__What is asked__.
A faithful transcription of all the data is required.

[Stored data]
#####
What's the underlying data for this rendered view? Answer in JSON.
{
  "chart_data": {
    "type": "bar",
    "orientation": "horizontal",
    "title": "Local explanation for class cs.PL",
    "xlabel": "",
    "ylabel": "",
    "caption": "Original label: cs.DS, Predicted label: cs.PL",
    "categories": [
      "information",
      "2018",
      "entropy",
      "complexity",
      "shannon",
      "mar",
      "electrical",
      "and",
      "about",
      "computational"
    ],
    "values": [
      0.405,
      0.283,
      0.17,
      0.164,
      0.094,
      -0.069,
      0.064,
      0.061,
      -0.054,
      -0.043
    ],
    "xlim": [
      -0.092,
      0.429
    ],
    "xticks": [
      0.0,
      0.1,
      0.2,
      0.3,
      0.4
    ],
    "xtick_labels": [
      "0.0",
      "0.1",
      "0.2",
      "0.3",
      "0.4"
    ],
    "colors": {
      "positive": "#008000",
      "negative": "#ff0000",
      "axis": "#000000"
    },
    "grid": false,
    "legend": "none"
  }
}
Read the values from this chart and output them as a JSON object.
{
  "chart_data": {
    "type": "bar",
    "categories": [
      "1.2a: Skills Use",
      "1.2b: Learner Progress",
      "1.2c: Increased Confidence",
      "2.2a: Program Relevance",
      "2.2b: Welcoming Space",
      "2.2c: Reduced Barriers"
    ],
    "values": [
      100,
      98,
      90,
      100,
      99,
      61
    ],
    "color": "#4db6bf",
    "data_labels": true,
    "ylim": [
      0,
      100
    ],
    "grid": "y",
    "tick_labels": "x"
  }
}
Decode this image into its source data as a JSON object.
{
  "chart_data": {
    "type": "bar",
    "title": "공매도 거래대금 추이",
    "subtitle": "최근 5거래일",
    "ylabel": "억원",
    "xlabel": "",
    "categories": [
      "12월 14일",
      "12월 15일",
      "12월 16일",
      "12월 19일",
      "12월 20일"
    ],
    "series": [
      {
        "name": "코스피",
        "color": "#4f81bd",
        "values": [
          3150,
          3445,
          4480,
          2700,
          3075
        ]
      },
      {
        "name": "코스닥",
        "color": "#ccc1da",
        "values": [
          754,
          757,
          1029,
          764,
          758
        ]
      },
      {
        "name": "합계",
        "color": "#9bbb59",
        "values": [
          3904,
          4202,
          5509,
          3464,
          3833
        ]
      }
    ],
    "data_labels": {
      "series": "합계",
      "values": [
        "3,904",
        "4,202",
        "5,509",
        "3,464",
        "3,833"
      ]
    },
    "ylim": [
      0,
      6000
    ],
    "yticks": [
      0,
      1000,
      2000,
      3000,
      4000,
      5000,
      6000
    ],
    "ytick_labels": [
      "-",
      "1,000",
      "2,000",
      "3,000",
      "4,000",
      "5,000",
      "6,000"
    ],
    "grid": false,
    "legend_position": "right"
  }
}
#####
__Exercise response__.
What's the underlying data for this rendered view? Answer in JSON.
{
  "chart_data": {
    "type": "bar",
    "orientation": "horizontal",
    "title": "Local explanation for class cs.PL",
    "xlabel": "",
    "ylabel": "",
    "caption": "Original label: cs.DS, Predicted label: cs.PL",
    "categories": [
      "information",
      "2018",
      "entropy",
      "complexity",
      "shannon",
      "mar",
      "electrical",
      "and",
      "about",
      "computational"
    ],
    "values": [
      0.405,
      0.283,
      0.17,
      0.164,
      0.094,
      -0.069,
      0.064,
      0.061,
      -0.054,
      -0.043
    ],
    "xlim": [
      -0.092,
      0.429
    ],
    "xticks": [
      0.0,
      0.1,
      0.2,
      0.3,
      0.4
    ],
    "xtick_labels": [
      "0.0",
      "0.1",
      "0.2",
      "0.3",
      "0.4"
    ],
    "colors": {
      "positive": "#008000",
      "negative": "#ff0000",
      "axis": "#000000"
    },
    "grid": false,
    "legend": "none"
  }
}
Read the values from this chart and output them as a JSON object.
{
  "chart_data": {
    "type": "bar",
    "categories": [
      "1.2a: Skills Use",
      "1.2b: Learner Progress",
      "1.2c: Increased Confidence",
      "2.2a: Program Relevance",
      "2.2b: Welcoming Space",
      "2.2c: Reduced Barriers"
    ],
    "values": [
      100,
      98,
      90,
      100,
      99,
      61
    ],
    "color": "#4db6bf",
    "data_labels": true,
    "ylim": [
      0,
      100
    ],
    "grid": "y",
    "tick_labels": "x"
  }
}
Decode this image into its source data as a JSON object.
{
  "chart_data": {
    "type": "bar",
    "title": "공매도 거래대금 추이",
    "subtitle": "최근 5거래일",
    "ylabel": "억원",
    "xlabel": "",
    "categories": [
      "12월 14일",
      "12월 15일",
      "12월 16일",
      "12월 19일",
      "12월 20일"
    ],
    "series": [
      {
        "name": "코스피",
        "color": "#4f81bd",
        "values": [
          3150,
          3445,
          4480,
          2700,
          3075
        ]
      },
      {
        "name": "코스닥",
        "color": "#ccc1da",
        "values": [
          754,
          757,
          1029,
          764,
          758
        ]
      },
      {
        "name": "합계",
        "color": "#9bbb59",
        "values": [
          3904,
          4202,
          5509,
          3464,
          3833
        ]
      }
    ],
    "data_labels": {
      "series": "합계",
      "values": [
        "3,904",
        "4,202",
        "5,509",
        "3,464",
        "3,833"
      ]
    },
    "ylim": [
      0,
      6000
    ],
    "yticks": [
      0,
      1000,
      2000,
      3000,
      4000,
      5000,
      6000
    ],
    "ytick_labels": [
      "-",
      "1,000",
      "2,000",
      "3,000",
      "4,000",
      "5,000",
      "6,000"
    ],
    "grid": false,
    "legend_position": "right"
  }
}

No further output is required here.